Arrange the material as a numbered list, starting at its first line and stopping after the line that contains "washi-pattern-swatch — [426, 713, 464, 774]". Leave out any blank lines.

>>>

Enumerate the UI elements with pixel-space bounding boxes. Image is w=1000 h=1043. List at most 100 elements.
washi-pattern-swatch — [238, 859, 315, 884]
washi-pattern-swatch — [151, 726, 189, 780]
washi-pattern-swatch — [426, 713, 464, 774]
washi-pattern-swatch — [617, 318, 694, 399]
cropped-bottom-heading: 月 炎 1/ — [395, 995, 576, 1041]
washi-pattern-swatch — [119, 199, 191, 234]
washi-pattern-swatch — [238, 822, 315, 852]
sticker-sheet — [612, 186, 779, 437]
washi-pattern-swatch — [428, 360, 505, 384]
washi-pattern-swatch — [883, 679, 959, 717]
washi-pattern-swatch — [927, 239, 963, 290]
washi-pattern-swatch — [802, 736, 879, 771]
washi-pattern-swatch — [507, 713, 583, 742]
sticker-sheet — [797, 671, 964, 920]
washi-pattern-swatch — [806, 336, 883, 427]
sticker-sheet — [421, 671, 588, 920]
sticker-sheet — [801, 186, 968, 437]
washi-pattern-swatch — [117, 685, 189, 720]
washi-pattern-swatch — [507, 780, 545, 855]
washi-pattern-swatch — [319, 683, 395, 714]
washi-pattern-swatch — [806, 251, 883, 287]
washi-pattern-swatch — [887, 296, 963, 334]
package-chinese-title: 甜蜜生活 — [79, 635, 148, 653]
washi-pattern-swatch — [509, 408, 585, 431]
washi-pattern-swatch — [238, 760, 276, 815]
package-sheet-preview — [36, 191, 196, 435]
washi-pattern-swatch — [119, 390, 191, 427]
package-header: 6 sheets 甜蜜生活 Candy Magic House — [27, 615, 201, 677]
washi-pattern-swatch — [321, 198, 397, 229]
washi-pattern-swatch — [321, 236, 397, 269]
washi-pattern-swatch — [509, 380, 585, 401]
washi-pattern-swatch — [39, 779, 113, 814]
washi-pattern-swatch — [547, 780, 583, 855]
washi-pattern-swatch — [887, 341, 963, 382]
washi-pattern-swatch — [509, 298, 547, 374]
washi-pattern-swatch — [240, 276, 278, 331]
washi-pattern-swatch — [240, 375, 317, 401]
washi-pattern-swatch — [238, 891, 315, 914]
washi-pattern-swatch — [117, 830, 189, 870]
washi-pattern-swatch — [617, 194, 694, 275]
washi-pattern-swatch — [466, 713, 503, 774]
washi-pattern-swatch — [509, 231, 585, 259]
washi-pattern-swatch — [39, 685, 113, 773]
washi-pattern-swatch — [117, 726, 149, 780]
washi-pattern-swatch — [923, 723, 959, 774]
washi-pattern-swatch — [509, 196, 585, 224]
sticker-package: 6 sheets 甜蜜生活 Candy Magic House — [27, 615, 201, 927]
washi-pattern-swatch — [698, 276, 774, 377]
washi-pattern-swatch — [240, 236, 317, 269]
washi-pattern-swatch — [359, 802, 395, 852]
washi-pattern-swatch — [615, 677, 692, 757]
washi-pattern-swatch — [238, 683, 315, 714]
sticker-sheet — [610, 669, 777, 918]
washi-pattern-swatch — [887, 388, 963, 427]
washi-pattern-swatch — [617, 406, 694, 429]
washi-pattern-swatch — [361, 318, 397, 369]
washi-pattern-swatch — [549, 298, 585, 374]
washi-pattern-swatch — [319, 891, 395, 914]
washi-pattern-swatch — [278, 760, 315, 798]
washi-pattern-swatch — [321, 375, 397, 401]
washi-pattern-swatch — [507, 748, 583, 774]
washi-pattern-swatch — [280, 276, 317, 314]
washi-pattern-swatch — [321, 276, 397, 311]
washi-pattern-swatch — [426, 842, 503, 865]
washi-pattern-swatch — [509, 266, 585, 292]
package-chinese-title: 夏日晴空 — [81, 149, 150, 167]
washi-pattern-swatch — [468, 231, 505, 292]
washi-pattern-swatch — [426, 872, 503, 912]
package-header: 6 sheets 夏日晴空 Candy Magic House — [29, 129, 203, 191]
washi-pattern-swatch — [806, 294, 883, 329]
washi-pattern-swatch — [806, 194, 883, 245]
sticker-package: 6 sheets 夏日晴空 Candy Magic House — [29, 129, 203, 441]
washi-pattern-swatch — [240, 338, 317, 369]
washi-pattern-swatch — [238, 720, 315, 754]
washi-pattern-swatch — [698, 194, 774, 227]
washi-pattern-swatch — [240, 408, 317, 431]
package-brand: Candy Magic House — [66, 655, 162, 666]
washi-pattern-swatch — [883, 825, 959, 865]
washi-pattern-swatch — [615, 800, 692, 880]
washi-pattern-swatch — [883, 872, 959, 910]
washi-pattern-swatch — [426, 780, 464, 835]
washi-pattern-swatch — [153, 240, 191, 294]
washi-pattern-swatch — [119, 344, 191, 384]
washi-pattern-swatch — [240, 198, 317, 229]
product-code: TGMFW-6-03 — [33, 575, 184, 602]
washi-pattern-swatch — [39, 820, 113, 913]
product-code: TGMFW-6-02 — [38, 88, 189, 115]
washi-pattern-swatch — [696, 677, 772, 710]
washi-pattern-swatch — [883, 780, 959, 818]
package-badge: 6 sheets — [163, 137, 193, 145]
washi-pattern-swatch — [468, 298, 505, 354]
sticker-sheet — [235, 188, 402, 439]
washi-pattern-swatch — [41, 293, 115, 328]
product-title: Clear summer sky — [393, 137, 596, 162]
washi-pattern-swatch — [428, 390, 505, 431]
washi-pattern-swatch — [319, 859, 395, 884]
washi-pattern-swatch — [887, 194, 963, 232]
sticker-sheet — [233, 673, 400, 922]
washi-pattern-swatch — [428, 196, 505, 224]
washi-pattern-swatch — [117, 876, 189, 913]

<<<

> Exercise response
1. Enumerate the UI elements with pixel-space bounding boxes. Image is w=1000 h=1043. List at most 100 elements.
2. washi-pattern-swatch — [238, 859, 315, 884]
3. washi-pattern-swatch — [151, 726, 189, 780]
4. washi-pattern-swatch — [426, 713, 464, 774]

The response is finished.